EXERCISE REQUIREMENTS: Repeat every line of the material, character for character.
>> begin DATASET
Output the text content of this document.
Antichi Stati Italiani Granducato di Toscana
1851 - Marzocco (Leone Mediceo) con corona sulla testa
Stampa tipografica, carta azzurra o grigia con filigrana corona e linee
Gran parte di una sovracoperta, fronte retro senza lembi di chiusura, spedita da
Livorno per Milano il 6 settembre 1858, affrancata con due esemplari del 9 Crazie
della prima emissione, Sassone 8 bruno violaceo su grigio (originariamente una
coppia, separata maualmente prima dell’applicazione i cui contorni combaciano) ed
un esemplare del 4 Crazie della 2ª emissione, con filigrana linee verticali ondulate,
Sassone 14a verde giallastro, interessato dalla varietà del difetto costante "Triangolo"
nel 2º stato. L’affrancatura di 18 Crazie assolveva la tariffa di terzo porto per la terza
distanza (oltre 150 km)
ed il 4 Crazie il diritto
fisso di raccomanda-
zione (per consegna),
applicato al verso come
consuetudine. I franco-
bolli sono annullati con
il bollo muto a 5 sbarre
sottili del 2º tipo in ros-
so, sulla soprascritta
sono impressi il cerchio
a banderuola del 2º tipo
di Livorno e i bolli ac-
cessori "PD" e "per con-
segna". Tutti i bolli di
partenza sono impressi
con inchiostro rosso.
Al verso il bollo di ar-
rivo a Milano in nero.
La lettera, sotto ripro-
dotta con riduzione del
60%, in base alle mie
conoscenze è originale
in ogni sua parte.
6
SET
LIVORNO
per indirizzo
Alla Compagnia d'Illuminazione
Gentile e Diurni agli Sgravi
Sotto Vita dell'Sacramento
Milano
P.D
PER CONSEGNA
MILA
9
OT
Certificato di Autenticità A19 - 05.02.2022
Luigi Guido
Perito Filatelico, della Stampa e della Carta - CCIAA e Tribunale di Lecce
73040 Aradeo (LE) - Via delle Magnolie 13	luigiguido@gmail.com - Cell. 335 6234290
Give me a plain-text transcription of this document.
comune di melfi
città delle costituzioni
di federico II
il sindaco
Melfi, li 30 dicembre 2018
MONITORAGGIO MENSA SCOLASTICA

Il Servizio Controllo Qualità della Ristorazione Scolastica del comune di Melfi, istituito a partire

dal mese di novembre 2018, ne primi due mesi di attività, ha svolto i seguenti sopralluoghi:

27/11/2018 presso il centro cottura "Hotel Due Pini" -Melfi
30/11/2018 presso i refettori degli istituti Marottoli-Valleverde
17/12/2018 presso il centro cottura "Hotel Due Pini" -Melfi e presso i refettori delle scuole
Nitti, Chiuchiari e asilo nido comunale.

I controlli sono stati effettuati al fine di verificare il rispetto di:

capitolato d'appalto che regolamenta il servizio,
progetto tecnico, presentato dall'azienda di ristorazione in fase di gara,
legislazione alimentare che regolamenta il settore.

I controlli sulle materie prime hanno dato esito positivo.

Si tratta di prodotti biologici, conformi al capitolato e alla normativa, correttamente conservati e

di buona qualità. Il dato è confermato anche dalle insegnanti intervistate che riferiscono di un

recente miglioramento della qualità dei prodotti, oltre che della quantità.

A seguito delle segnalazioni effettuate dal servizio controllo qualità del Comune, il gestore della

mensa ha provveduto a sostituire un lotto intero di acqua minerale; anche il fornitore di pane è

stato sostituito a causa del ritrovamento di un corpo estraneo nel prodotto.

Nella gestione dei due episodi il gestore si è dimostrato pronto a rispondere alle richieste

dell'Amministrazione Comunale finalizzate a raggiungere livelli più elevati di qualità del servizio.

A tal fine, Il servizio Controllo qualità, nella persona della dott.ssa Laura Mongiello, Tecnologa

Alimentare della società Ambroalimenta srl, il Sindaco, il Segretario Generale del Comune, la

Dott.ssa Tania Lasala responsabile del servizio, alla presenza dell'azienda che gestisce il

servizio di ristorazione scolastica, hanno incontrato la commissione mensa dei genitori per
>> end DATASET
FINISHED ANSWER:
Output the text content of this document.
Antichi Stati Italiani Granducato di Toscana
1851 - Marzocco (Leone Mediceo) con corona sulla testa
Stampa tipografica, carta azzurra o grigia con filigrana corona e linee
Gran parte di una sovracoperta, fronte retro senza lembi di chiusura, spedita da
Livorno per Milano il 6 settembre 1858, affrancata con due esemplari del 9 Crazie
della prima emissione, Sassone 8 bruno violaceo su grigio (originariamente una
coppia, separata maualmente prima dell’applicazione i cui contorni combaciano) ed
un esemplare del 4 Crazie della 2ª emissione, con filigrana linee verticali ondulate,
Sassone 14a verde giallastro, interessato dalla varietà del difetto costante "Triangolo"
nel 2º stato. L’affrancatura di 18 Crazie assolveva la tariffa di terzo porto per la terza
distanza (oltre 150 km)
ed il 4 Crazie il diritto
fisso di raccomanda-
zione (per consegna),
applicato al verso come
consuetudine. I franco-
bolli sono annullati con
il bollo muto a 5 sbarre
sottili del 2º tipo in ros-
so, sulla soprascritta
sono impressi il cerchio
a banderuola del 2º tipo
di Livorno e i bolli ac-
cessori "PD" e "per con-
segna". Tutti i bolli di
partenza sono impressi
con inchiostro rosso.
Al verso il bollo di ar-
rivo a Milano in nero.
La lettera, sotto ripro-
dotta con riduzione del
60%, in base alle mie
conoscenze è originale
in ogni sua parte.
6
SET
LIVORNO
per indirizzo
Alla Compagnia d'Illuminazione
Gentile e Diurni agli Sgravi
Sotto Vita dell'Sacramento
Milano
P.D
PER CONSEGNA
MILA
9
OT
Certificato di Autenticità A19 - 05.02.2022
Luigi Guido
Perito Filatelico, della Stampa e della Carta - CCIAA e Tribunale di Lecce
73040 Aradeo (LE) - Via delle Magnolie 13	luigiguido@gmail.com - Cell. 335 6234290
Give me a plain-text transcription of this document.
comune di melfi
città delle costituzioni
di federico II
il sindaco
Melfi, li 30 dicembre 2018
MONITORAGGIO MENSA SCOLASTICA

Il Servizio Controllo Qualità della Ristorazione Scolastica del comune di Melfi, istituito a partire

dal mese di novembre 2018, ne primi due mesi di attività, ha svolto i seguenti sopralluoghi:

27/11/2018 presso il centro cottura "Hotel Due Pini" -Melfi
30/11/2018 presso i refettori degli istituti Marottoli-Valleverde
17/12/2018 presso il centro cottura "Hotel Due Pini" -Melfi e presso i refettori delle scuole
Nitti, Chiuchiari e asilo nido comunale.

I controlli sono stati effettuati al fine di verificare il rispetto di:

capitolato d'appalto che regolamenta il servizio,
progetto tecnico, presentato dall'azienda di ristorazione in fase di gara,
legislazione alimentare che regolamenta il settore.

I controlli sulle materie prime hanno dato esito positivo.

Si tratta di prodotti biologici, conformi al capitolato e alla normativa, correttamente conservati e

di buona qualità. Il dato è confermato anche dalle insegnanti intervistate che riferiscono di un

recente miglioramento della qualità dei prodotti, oltre che della quantità.

A seguito delle segnalazioni effettuate dal servizio controllo qualità del Comune, il gestore della

mensa ha provveduto a sostituire un lotto intero di acqua minerale; anche il fornitore di pane è

stato sostituito a causa del ritrovamento di un corpo estraneo nel prodotto.

Nella gestione dei due episodi il gestore si è dimostrato pronto a rispondere alle richieste

dell'Amministrazione Comunale finalizzate a raggiungere livelli più elevati di qualità del servizio.

A tal fine, Il servizio Controllo qualità, nella persona della dott.ssa Laura Mongiello, Tecnologa

Alimentare della società Ambroalimenta srl, il Sindaco, il Segretario Generale del Comune, la

Dott.ssa Tania Lasala responsabile del servizio, alla presenza dell'azienda che gestisce il

servizio di ristorazione scolastica, hanno incontrato la commissione mensa dei genitori per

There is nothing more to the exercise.